## Exercise objective
What is the number of lines in the data holding the word "一级建造师之一建机电工程实务"? Give that number by itself.

## Data extract

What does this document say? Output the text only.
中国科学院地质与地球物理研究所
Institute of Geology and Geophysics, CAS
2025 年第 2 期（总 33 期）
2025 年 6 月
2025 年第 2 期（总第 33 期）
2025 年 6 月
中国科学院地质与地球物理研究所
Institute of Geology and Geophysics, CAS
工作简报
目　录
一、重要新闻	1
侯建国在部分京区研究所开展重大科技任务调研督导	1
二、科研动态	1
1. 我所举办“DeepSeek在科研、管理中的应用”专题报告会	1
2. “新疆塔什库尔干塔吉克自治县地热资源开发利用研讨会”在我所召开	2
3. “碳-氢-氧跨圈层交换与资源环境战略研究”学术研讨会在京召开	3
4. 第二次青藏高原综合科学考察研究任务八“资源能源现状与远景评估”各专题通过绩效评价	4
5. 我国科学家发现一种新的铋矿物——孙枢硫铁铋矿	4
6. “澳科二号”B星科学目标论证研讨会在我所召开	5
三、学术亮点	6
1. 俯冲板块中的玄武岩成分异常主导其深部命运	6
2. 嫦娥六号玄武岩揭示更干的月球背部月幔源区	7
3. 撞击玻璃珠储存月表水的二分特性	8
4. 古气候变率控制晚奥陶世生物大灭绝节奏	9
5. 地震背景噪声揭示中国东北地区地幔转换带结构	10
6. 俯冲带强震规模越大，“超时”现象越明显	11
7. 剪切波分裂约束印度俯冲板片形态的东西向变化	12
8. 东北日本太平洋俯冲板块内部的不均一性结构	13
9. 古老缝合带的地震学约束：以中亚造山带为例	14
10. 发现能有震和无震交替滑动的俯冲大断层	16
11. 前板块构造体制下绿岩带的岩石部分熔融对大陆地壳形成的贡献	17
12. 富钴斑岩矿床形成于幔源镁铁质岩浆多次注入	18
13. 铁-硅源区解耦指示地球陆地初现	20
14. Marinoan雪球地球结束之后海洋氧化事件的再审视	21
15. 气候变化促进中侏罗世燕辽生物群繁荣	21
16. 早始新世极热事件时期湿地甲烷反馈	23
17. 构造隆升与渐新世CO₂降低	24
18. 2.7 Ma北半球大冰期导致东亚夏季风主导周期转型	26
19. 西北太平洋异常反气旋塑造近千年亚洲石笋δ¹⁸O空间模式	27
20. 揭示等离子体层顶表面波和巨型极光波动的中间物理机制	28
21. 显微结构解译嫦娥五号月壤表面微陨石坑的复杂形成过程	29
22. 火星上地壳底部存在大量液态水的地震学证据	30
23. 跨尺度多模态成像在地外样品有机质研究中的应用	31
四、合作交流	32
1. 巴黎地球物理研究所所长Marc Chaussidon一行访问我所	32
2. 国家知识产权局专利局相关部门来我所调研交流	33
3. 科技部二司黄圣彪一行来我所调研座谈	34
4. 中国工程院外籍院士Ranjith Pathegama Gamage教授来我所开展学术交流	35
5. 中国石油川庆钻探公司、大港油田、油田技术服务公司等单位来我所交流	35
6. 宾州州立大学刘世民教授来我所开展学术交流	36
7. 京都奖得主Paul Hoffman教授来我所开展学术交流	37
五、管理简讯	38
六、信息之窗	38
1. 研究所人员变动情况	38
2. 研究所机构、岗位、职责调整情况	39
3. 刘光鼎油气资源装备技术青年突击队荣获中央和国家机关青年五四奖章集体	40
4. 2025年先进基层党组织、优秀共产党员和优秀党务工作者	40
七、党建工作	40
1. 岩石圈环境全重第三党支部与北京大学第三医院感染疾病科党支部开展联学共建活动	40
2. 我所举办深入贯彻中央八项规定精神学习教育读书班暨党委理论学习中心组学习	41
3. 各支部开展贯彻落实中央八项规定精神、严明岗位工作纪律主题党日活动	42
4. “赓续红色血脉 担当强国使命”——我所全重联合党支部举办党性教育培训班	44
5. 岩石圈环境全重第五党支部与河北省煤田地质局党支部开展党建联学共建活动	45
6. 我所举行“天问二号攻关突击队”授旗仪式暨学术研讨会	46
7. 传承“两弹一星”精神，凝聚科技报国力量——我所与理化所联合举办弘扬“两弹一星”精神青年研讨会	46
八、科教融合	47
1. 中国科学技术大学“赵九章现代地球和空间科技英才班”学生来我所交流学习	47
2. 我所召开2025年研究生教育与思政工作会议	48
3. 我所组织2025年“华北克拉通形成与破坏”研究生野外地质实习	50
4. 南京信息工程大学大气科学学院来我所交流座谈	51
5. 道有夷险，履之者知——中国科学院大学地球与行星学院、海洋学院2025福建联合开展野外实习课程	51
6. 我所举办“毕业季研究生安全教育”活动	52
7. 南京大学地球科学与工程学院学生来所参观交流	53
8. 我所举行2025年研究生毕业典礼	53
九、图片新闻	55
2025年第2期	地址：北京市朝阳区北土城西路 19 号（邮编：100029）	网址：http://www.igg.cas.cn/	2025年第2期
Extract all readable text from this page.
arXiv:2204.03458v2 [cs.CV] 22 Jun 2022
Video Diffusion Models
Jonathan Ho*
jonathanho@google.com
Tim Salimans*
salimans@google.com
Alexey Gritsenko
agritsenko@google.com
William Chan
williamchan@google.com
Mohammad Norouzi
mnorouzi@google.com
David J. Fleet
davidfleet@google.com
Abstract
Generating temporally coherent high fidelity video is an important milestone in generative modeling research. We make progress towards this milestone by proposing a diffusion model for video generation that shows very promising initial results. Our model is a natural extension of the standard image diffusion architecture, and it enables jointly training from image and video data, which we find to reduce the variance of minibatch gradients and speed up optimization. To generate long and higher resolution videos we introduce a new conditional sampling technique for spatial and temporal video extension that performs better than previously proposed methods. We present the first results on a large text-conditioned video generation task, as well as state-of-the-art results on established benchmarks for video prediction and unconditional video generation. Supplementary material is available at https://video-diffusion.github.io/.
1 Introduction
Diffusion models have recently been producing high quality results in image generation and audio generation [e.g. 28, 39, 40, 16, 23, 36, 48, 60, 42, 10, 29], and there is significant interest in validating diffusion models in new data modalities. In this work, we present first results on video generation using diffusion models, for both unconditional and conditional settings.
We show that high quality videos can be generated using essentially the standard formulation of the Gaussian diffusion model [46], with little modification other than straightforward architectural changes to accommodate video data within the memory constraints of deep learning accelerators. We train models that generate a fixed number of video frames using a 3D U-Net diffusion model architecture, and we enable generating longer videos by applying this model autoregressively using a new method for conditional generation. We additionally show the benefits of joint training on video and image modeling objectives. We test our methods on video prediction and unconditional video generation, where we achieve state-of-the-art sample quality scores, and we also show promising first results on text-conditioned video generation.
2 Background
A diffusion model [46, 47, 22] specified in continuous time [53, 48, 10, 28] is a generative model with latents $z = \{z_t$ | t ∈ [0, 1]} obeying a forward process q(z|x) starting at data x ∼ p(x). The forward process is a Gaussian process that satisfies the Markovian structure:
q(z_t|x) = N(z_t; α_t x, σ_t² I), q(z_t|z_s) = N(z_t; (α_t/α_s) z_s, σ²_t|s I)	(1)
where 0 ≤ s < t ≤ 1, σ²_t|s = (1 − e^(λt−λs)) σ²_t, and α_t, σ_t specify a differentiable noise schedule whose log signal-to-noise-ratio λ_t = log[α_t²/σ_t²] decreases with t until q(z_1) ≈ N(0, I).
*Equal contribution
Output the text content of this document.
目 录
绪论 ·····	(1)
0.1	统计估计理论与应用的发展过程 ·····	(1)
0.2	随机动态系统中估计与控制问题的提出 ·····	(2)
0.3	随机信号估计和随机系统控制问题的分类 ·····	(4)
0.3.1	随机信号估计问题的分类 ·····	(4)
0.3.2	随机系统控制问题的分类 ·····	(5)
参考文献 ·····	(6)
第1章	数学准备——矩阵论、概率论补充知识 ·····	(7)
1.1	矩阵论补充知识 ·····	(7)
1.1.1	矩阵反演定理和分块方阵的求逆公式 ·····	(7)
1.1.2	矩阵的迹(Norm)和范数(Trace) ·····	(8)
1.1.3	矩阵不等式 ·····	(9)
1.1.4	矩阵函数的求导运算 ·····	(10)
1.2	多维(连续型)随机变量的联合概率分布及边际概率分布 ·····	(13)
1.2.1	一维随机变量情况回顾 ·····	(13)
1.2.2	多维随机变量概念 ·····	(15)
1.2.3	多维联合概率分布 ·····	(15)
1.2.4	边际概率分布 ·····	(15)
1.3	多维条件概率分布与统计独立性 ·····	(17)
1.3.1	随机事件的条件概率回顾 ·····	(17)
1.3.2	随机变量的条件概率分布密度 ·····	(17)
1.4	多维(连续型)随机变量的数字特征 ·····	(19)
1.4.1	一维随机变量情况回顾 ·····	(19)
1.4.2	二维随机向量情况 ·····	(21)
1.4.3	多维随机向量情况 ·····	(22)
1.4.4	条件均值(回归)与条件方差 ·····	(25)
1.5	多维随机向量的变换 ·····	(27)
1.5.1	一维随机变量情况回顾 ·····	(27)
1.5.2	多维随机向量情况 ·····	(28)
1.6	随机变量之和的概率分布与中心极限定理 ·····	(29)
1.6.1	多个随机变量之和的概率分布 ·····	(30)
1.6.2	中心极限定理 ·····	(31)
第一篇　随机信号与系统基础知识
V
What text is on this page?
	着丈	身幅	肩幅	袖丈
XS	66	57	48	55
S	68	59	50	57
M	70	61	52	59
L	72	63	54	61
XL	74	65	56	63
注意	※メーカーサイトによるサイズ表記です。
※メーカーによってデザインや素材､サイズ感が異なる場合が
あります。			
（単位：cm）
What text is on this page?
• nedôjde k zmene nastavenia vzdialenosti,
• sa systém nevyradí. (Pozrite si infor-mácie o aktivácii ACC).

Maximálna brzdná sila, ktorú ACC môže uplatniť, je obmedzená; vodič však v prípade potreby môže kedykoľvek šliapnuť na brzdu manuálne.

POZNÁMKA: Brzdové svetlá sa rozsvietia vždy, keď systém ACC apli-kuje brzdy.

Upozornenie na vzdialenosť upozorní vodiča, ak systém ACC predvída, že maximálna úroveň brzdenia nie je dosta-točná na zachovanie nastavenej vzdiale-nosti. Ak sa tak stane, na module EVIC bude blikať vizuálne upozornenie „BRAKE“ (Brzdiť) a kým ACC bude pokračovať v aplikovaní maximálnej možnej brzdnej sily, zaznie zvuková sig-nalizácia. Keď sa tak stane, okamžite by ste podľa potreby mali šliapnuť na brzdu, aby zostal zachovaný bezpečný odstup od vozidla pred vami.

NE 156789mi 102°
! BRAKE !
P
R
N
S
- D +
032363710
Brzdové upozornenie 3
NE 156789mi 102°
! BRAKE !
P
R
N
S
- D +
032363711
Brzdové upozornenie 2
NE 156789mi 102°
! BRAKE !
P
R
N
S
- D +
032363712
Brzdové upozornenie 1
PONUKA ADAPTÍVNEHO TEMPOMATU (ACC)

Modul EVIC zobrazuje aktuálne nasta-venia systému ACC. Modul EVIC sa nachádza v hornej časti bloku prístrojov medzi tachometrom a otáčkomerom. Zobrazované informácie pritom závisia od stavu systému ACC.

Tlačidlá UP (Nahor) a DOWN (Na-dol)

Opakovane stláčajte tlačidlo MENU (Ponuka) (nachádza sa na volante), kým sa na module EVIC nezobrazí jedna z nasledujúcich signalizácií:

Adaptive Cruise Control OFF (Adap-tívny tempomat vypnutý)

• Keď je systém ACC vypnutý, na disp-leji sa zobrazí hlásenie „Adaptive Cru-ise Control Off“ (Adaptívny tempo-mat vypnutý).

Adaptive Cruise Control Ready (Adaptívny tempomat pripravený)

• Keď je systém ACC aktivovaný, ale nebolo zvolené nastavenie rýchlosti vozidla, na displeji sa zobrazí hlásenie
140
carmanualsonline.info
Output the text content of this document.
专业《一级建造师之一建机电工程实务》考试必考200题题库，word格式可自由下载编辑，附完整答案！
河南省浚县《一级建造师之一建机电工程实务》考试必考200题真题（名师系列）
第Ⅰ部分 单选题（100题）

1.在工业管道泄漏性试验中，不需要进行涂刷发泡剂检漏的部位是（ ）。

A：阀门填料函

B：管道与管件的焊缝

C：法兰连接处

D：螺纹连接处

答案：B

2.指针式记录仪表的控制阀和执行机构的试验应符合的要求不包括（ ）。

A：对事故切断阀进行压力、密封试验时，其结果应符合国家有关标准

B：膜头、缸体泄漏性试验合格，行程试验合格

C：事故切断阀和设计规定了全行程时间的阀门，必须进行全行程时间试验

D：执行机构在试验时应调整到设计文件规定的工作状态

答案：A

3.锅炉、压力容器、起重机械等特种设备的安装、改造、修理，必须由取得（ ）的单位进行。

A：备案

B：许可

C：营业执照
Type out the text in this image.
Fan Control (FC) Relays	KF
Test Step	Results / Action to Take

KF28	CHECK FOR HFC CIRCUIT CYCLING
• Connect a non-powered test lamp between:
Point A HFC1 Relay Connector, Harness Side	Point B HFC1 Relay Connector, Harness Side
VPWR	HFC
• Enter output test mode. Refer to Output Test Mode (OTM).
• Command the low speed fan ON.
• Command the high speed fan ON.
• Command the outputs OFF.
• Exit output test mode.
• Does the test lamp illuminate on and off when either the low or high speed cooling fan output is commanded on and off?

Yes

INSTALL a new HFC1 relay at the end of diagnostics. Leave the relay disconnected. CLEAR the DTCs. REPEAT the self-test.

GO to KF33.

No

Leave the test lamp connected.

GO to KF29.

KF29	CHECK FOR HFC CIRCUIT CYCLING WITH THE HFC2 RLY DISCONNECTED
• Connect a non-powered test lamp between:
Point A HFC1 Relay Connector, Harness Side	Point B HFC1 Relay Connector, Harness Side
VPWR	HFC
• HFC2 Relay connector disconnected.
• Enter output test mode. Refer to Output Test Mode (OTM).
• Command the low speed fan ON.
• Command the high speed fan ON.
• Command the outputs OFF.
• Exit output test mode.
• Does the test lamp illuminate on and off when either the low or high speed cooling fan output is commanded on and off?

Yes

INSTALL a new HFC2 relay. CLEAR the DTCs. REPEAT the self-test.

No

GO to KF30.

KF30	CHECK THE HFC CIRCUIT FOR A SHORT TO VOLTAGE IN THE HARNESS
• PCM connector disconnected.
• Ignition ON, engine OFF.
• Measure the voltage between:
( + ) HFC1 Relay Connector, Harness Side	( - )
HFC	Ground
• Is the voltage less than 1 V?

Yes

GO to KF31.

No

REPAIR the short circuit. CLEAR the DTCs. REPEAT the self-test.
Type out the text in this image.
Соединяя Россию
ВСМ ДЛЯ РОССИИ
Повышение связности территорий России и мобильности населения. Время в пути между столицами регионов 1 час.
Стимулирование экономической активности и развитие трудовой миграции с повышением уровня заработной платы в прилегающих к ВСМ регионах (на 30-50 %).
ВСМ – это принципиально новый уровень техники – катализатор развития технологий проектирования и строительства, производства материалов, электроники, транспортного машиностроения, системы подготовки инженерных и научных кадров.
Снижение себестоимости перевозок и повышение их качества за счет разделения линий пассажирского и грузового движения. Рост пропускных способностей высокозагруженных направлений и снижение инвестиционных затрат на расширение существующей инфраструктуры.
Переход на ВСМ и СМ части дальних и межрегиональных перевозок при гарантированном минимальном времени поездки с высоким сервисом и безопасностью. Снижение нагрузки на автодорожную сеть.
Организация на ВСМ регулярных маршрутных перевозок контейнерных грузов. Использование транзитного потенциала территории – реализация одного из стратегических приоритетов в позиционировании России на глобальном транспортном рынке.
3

## Problem solution
2